(Work instructions):
Copy out the data exactly, leaving the pictures behind.

(Records from a collection)
····················
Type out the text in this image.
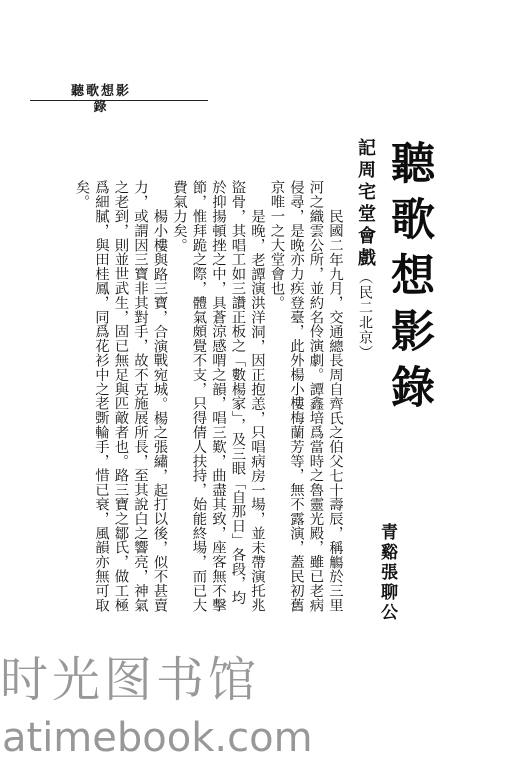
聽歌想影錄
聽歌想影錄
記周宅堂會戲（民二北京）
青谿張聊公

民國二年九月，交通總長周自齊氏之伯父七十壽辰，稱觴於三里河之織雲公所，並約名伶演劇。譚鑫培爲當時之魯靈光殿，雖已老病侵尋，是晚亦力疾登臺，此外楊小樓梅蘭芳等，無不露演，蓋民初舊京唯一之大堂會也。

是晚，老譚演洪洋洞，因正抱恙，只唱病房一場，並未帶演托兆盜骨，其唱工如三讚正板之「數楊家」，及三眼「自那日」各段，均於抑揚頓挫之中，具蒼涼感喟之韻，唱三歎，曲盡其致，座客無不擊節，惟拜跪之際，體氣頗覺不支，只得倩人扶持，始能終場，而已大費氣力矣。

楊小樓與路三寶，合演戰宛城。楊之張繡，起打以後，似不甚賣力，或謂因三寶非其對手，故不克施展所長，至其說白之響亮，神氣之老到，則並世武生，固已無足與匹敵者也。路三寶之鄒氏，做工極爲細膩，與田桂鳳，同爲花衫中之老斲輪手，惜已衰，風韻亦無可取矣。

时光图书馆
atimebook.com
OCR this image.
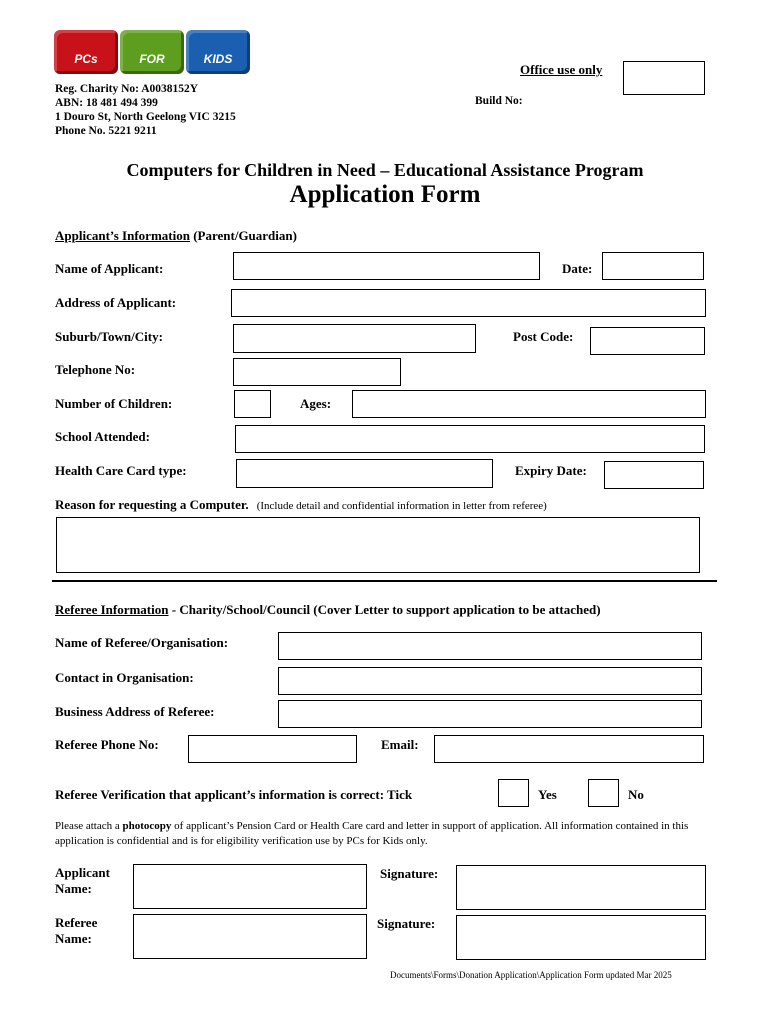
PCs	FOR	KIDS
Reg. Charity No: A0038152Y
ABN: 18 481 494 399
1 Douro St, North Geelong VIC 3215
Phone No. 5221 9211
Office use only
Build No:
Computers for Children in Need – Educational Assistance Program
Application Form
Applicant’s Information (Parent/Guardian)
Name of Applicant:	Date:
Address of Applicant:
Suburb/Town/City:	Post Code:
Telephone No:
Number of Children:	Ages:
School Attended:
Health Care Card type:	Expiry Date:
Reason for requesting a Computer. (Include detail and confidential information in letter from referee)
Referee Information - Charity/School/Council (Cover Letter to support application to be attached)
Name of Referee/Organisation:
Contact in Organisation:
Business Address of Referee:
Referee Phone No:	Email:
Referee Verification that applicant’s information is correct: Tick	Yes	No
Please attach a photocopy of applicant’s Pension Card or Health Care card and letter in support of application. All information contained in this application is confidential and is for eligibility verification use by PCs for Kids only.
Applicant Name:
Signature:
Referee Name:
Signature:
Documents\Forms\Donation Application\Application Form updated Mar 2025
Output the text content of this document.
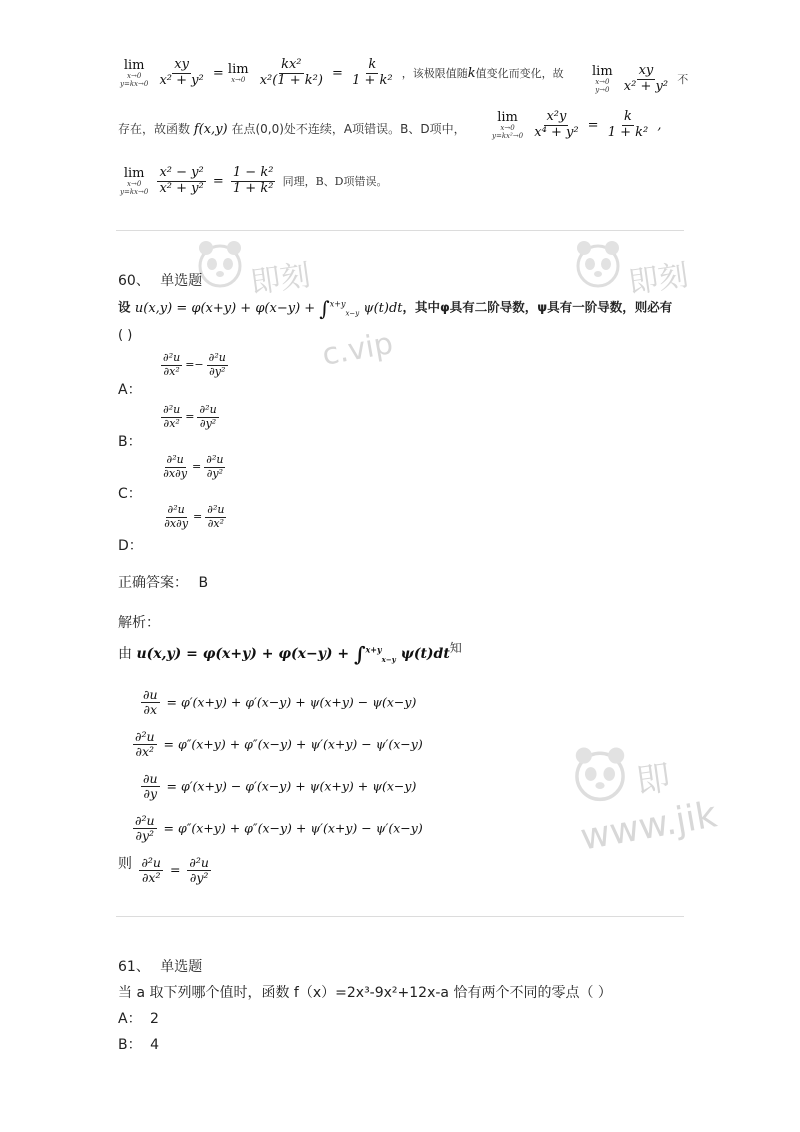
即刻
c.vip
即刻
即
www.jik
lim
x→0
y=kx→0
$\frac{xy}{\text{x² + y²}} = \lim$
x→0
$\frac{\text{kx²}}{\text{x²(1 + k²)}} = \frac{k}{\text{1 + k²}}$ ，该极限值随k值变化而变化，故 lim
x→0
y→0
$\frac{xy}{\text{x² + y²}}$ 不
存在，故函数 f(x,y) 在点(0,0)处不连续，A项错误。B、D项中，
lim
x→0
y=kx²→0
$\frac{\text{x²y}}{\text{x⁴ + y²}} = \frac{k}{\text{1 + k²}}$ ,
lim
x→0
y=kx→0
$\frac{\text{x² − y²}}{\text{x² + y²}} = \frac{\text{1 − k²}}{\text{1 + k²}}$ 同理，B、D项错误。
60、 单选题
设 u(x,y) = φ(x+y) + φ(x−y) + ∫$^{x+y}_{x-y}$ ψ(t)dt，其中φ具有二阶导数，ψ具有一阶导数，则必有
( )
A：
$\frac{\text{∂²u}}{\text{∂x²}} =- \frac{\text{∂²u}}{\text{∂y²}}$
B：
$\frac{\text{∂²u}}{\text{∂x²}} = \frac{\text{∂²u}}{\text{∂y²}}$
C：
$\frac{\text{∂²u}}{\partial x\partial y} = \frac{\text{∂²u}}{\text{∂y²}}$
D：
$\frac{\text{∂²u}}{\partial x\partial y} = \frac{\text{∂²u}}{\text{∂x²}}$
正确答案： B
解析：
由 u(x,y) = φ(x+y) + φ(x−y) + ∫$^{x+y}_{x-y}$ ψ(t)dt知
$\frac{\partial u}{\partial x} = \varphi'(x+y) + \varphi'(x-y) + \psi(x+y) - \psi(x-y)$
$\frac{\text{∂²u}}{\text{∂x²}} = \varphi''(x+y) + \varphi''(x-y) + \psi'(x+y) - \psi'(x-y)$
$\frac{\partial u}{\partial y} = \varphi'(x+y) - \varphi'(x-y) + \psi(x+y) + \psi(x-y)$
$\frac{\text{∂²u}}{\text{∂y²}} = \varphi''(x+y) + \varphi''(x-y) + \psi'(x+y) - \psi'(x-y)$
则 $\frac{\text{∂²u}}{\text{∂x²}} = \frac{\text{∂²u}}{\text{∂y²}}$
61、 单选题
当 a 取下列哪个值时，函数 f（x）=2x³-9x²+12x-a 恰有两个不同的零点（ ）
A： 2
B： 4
····················
(Worked solution):
Type out the text in this image.
聽歌想影錄
聽歌想影錄
記周宅堂會戲（民二北京）
青谿張聊公

民國二年九月，交通總長周自齊氏之伯父七十壽辰，稱觴於三里河之織雲公所，並約名伶演劇。譚鑫培爲當時之魯靈光殿，雖已老病侵尋，是晚亦力疾登臺，此外楊小樓梅蘭芳等，無不露演，蓋民初舊京唯一之大堂會也。

是晚，老譚演洪洋洞，因正抱恙，只唱病房一場，並未帶演托兆盜骨，其唱工如三讚正板之「數楊家」，及三眼「自那日」各段，均於抑揚頓挫之中，具蒼涼感喟之韻，唱三歎，曲盡其致，座客無不擊節，惟拜跪之際，體氣頗覺不支，只得倩人扶持，始能終場，而已大費氣力矣。

楊小樓與路三寶，合演戰宛城。楊之張繡，起打以後，似不甚賣力，或謂因三寶非其對手，故不克施展所長，至其說白之響亮，神氣之老到，則並世武生，固已無足與匹敵者也。路三寶之鄒氏，做工極爲細膩，與田桂鳳，同爲花衫中之老斲輪手，惜已衰，風韻亦無可取矣。

时光图书馆
atimebook.com
OCR this image.
PCs	FOR	KIDS
Reg. Charity No: A0038152Y
ABN: 18 481 494 399
1 Douro St, North Geelong VIC 3215
Phone No. 5221 9211
Office use only
Build No:
Computers for Children in Need – Educational Assistance Program
Application Form
Applicant’s Information (Parent/Guardian)
Name of Applicant:	Date:
Address of Applicant:
Suburb/Town/City:	Post Code:
Telephone No:
Number of Children:	Ages:
School Attended:
Health Care Card type:	Expiry Date:
Reason for requesting a Computer. (Include detail and confidential information in letter from referee)
Referee Information - Charity/School/Council (Cover Letter to support application to be attached)
Name of Referee/Organisation:
Contact in Organisation:
Business Address of Referee:
Referee Phone No:	Email:
Referee Verification that applicant’s information is correct: Tick	Yes	No
Please attach a photocopy of applicant’s Pension Card or Health Care card and letter in support of application. All information contained in this application is confidential and is for eligibility verification use by PCs for Kids only.
Applicant Name:
Signature:
Referee Name:
Signature:
Documents\Forms\Donation Application\Application Form updated Mar 2025
Output the text content of this document.
即刻
c.vip
即刻
即
www.jik
lim
x→0
y=kx→0
$\frac{xy}{\text{x² + y²}} = \lim$
x→0
$\frac{\text{kx²}}{\text{x²(1 + k²)}} = \frac{k}{\text{1 + k²}}$ ，该极限值随k值变化而变化，故 lim
x→0
y→0
$\frac{xy}{\text{x² + y²}}$ 不
存在，故函数 f(x,y) 在点(0,0)处不连续，A项错误。B、D项中，
lim
x→0
y=kx²→0
$\frac{\text{x²y}}{\text{x⁴ + y²}} = \frac{k}{\text{1 + k²}}$ ,
lim
x→0
y=kx→0
$\frac{\text{x² − y²}}{\text{x² + y²}} = \frac{\text{1 − k²}}{\text{1 + k²}}$ 同理，B、D项错误。
60、 单选题
设 u(x,y) = φ(x+y) + φ(x−y) + ∫$^{x+y}_{x-y}$ ψ(t)dt，其中φ具有二阶导数，ψ具有一阶导数，则必有
( )
A：
$\frac{\text{∂²u}}{\text{∂x²}} =- \frac{\text{∂²u}}{\text{∂y²}}$
B：
$\frac{\text{∂²u}}{\text{∂x²}} = \frac{\text{∂²u}}{\text{∂y²}}$
C：
$\frac{\text{∂²u}}{\partial x\partial y} = \frac{\text{∂²u}}{\text{∂y²}}$
D：
$\frac{\text{∂²u}}{\partial x\partial y} = \frac{\text{∂²u}}{\text{∂x²}}$
正确答案： B
解析：
由 u(x,y) = φ(x+y) + φ(x−y) + ∫$^{x+y}_{x-y}$ ψ(t)dt知
$\frac{\partial u}{\partial x} = \varphi'(x+y) + \varphi'(x-y) + \psi(x+y) - \psi(x-y)$
$\frac{\text{∂²u}}{\text{∂x²}} = \varphi''(x+y) + \varphi''(x-y) + \psi'(x+y) - \psi'(x-y)$
$\frac{\partial u}{\partial y} = \varphi'(x+y) - \varphi'(x-y) + \psi(x+y) + \psi(x-y)$
$\frac{\text{∂²u}}{\text{∂y²}} = \varphi''(x+y) + \varphi''(x-y) + \psi'(x+y) - \psi'(x-y)$
则 $\frac{\text{∂²u}}{\text{∂x²}} = \frac{\text{∂²u}}{\text{∂y²}}$
61、 单选题
当 a 取下列哪个值时，函数 f（x）=2x³-9x²+12x-a 恰有两个不同的零点（ ）
A： 2
B： 4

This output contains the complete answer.